Start of PROVIDED RECORDS

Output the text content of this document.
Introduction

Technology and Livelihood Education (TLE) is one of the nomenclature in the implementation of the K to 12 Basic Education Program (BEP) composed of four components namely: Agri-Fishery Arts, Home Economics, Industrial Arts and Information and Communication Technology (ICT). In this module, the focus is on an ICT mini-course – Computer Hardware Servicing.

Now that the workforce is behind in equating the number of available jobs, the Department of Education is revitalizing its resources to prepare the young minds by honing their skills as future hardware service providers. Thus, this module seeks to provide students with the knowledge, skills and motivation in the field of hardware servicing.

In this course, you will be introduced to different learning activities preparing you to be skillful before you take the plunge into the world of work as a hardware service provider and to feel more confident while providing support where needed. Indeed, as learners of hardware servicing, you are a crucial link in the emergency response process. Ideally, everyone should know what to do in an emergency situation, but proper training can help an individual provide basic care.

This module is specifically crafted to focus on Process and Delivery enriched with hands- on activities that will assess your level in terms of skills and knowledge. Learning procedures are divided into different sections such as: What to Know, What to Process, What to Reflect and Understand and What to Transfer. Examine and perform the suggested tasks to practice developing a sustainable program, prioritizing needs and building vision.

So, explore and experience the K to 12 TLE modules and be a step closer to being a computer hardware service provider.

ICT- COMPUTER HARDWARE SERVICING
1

End of PROVIDED RECORDS
Start of PROVIDED RECORDS

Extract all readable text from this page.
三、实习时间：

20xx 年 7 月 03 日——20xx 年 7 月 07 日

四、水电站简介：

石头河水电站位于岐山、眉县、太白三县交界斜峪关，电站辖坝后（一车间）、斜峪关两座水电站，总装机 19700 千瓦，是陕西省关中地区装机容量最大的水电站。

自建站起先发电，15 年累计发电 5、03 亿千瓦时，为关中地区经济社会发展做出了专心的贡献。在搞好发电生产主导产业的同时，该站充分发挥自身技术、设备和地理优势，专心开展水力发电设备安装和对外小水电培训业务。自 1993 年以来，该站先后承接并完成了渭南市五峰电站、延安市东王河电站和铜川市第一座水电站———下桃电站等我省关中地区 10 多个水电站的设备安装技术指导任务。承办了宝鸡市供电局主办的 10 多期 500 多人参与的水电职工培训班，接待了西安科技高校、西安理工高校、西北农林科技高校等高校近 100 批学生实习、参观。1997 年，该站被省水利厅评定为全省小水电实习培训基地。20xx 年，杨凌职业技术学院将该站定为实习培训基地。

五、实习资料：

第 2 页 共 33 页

End of PROVIDED RECORDS

## TASK DETAILS
Pick out the lines containing the string "text".

## EXERCISE OUTPUT
Output the text content of this document.
Extract all readable text from this page.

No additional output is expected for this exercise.